═══ Supplied entries ═══

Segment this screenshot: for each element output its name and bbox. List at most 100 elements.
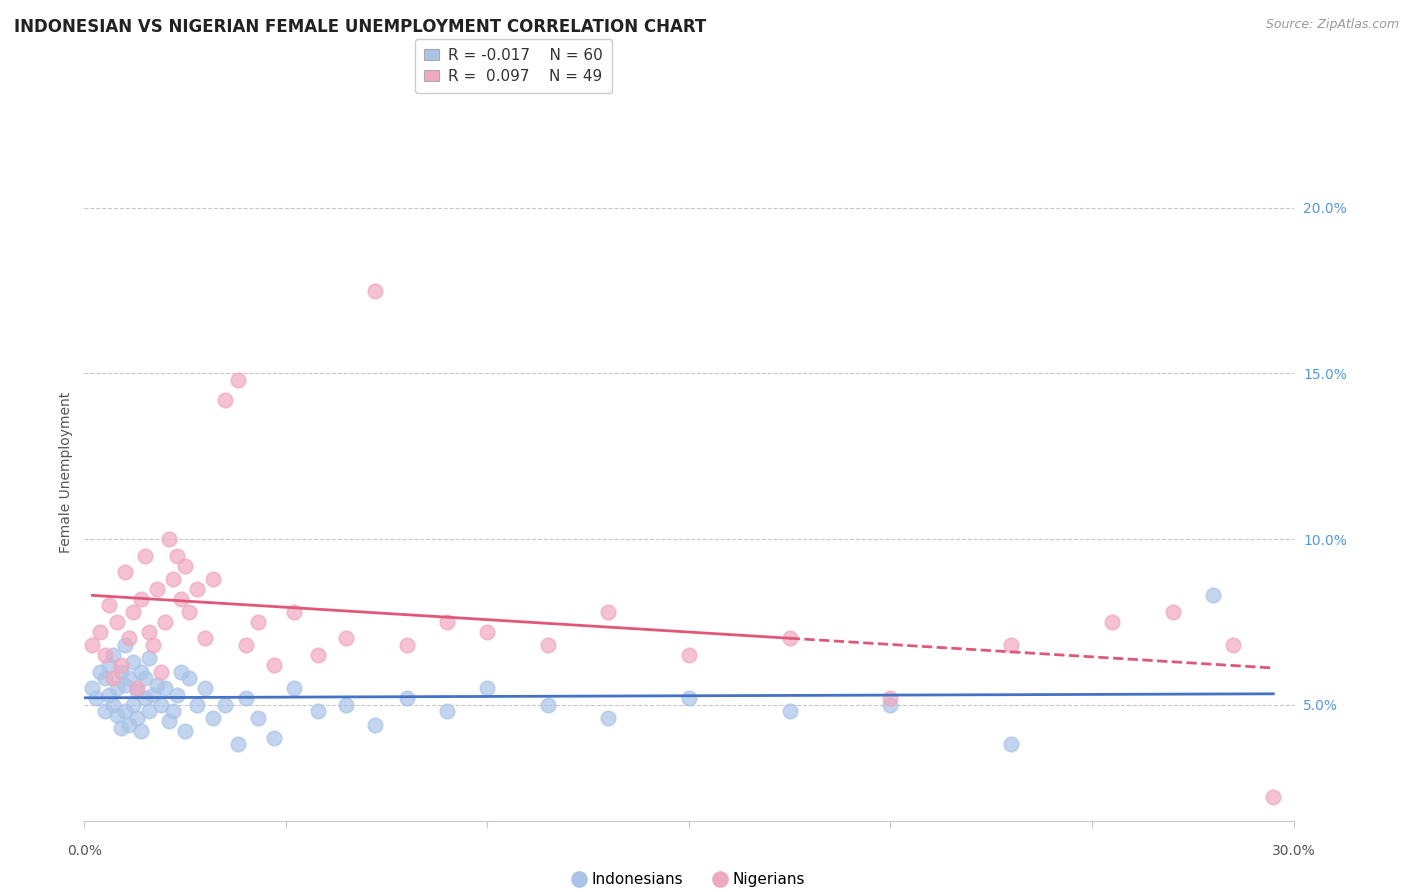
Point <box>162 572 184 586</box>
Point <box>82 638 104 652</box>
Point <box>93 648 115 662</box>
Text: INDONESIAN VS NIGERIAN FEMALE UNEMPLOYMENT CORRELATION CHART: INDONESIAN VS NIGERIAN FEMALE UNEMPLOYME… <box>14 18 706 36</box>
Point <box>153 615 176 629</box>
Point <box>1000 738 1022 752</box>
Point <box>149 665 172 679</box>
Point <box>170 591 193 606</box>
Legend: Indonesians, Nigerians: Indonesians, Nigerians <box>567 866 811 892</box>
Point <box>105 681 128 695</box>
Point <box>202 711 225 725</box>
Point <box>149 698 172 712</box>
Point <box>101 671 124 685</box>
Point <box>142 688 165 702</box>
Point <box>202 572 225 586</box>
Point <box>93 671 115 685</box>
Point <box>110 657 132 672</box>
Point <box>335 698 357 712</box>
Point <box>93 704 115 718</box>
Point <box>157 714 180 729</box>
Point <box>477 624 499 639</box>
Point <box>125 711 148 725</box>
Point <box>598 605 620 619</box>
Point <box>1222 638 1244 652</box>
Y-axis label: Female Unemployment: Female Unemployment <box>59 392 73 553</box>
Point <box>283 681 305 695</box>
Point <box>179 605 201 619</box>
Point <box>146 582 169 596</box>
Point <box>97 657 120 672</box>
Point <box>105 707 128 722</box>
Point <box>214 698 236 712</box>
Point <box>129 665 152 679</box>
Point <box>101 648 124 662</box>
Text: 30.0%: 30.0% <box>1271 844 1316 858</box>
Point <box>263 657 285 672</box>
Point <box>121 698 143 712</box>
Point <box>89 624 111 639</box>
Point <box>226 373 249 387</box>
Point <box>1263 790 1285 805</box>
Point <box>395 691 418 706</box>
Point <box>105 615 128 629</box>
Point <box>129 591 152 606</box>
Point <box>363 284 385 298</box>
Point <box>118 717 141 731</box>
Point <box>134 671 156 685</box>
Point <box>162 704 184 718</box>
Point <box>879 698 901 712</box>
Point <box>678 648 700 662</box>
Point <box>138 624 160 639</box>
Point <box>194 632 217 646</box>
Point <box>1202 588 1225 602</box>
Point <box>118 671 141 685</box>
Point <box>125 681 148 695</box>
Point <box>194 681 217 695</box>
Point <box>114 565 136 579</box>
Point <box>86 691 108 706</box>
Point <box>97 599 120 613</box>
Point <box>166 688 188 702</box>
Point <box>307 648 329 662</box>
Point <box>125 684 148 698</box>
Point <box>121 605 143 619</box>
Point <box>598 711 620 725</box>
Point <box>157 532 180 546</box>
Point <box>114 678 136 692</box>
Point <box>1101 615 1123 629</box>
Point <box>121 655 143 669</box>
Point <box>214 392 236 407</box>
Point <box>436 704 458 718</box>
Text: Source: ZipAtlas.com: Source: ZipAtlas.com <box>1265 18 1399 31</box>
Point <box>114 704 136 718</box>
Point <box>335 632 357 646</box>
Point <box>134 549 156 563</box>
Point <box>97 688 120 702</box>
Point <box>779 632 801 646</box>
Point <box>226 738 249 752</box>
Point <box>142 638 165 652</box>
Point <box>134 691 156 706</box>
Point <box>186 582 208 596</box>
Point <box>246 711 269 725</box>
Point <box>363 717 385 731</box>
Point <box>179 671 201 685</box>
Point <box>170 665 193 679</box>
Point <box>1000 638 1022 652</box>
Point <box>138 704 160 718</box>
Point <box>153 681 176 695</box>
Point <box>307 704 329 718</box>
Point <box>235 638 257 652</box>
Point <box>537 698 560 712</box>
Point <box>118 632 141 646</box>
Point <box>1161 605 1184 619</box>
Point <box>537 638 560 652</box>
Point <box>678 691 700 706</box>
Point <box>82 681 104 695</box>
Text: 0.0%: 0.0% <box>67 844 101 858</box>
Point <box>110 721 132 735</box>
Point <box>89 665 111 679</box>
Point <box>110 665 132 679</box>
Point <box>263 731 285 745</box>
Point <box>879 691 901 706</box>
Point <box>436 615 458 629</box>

═══
═══ Supplied entries ═══

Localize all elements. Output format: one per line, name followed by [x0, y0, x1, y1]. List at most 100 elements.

═══

Task objective:
Reproduce the records unchanged, from the line with "Segment this screenshot: for" up to and including the line with "Point <box>93 648 115 662</box>". Leave out any pictures.

Solution to this problem:
Segment this screenshot: for each element output its name and bbox. List at most 100 elements.
Point <box>162 572 184 586</box>
Point <box>82 638 104 652</box>
Point <box>93 648 115 662</box>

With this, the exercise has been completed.